Given instruction ▸ Below is a listing to write out in full, exactly as given, without its pictures.

* Begin Data extract *

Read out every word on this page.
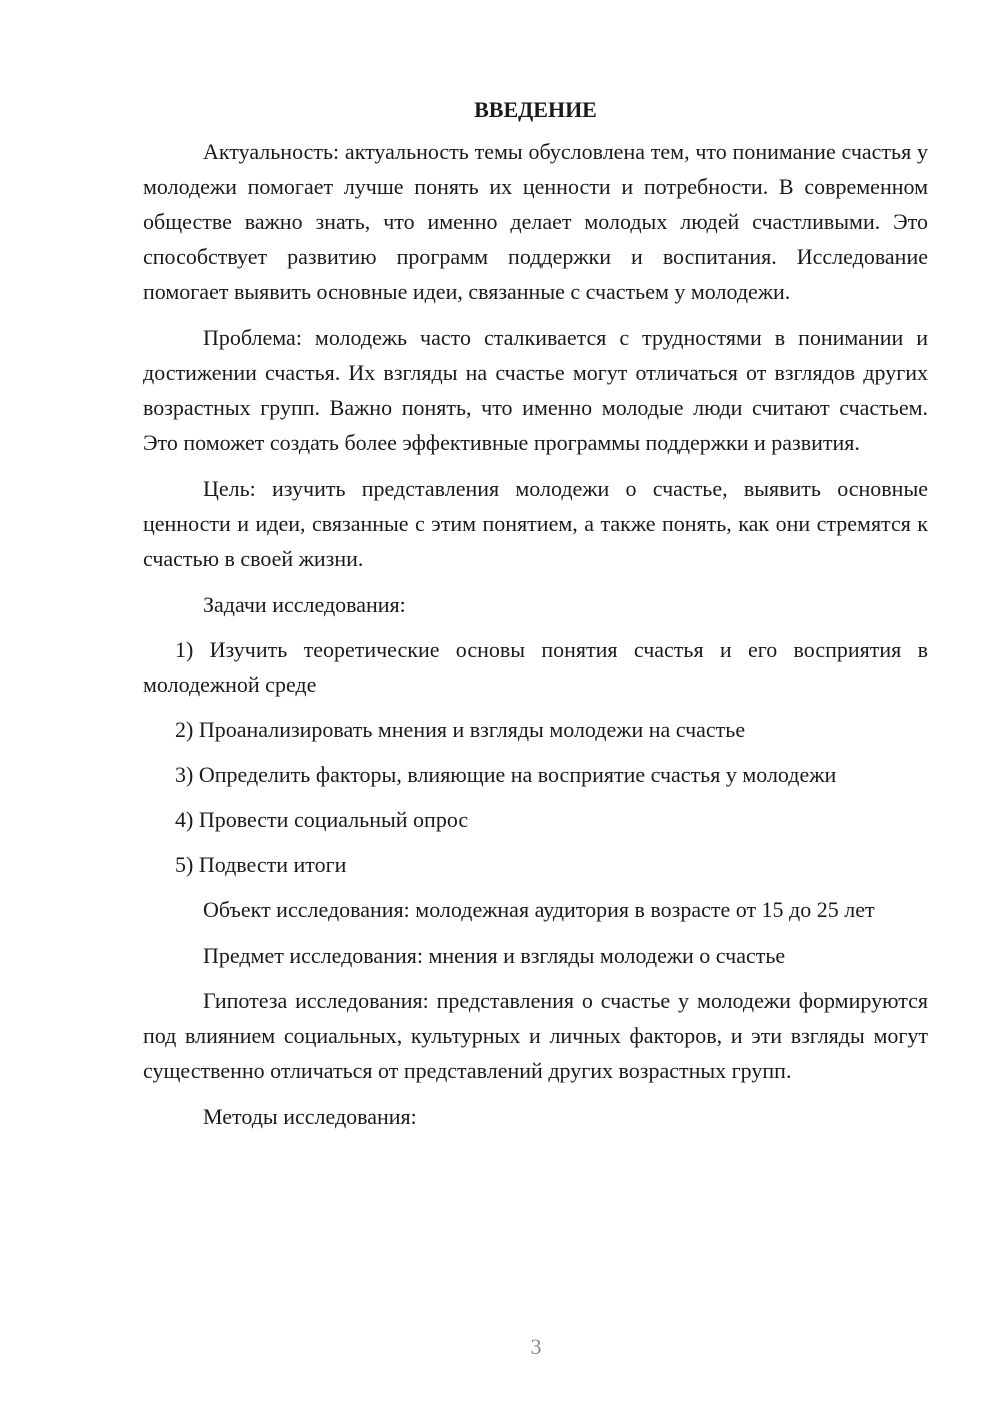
ВВЕДЕНИЕ
Актуальность: актуальность темы обусловлена тем, что понимание счастья у молодежи помогает лучше понять их ценности и потребности. В современном обществе важно знать, что именно делает молодых людей счастливыми. Это способствует развитию программ поддержки и воспитания. Исследование помогает выявить основные идеи, связанные с счастьем у молодежи.
Проблема: молодежь часто сталкивается с трудностями в понимании и достижении счастья. Их взгляды на счастье могут отличаться от взглядов других возрастных групп. Важно понять, что именно молодые люди считают счастьем. Это поможет создать более эффективные программы поддержки и развития.
Цель: изучить представления молодежи о счастье, выявить основные ценности и идеи, связанные с этим понятием, а также понять, как они стремятся к счастью в своей жизни.
Задачи исследования:
1) Изучить теоретические основы понятия счастья и его восприятия в молодежной среде
2) Проанализировать мнения и взгляды молодежи на счастье
3) Определить факторы, влияющие на восприятие счастья у молодежи
4) Провести социальный опрос
5) Подвести итоги
Объект исследования: молодежная аудитория в возрасте от 15 до 25 лет
Предмет исследования: мнения и взгляды молодежи о счастье
Гипотеза исследования: представления о счастье у молодежи формируются под влиянием социальных, культурных и личных факторов, и эти взгляды могут существенно отличаться от представлений других возрастных групп.
Методы исследования:
3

* End Data extract *

Reply to the exercise ▸
Read out every word on this page.
ВВЕДЕНИЕ
Актуальность: актуальность темы обусловлена тем, что понимание счастья у молодежи помогает лучше понять их ценности и потребности. В современном обществе важно знать, что именно делает молодых людей счастливыми. Это способствует развитию программ поддержки и воспитания. Исследование помогает выявить основные идеи, связанные с счастьем у молодежи.
Проблема: молодежь часто сталкивается с трудностями в понимании и достижении счастья. Их взгляды на счастье могут отличаться от взглядов других возрастных групп. Важно понять, что именно молодые люди считают счастьем. Это поможет создать более эффективные программы поддержки и развития.
Цель: изучить представления молодежи о счастье, выявить основные ценности и идеи, связанные с этим понятием, а также понять, как они стремятся к счастью в своей жизни.
Задачи исследования:
1) Изучить теоретические основы понятия счастья и его восприятия в молодежной среде
2) Проанализировать мнения и взгляды молодежи на счастье
3) Определить факторы, влияющие на восприятие счастья у молодежи
4) Провести социальный опрос
5) Подвести итоги
Объект исследования: молодежная аудитория в возрасте от 15 до 25 лет
Предмет исследования: мнения и взгляды молодежи о счастье
Гипотеза исследования: представления о счастье у молодежи формируются под влиянием социальных, культурных и личных факторов, и эти взгляды могут существенно отличаться от представлений других возрастных групп.
Методы исследования:
3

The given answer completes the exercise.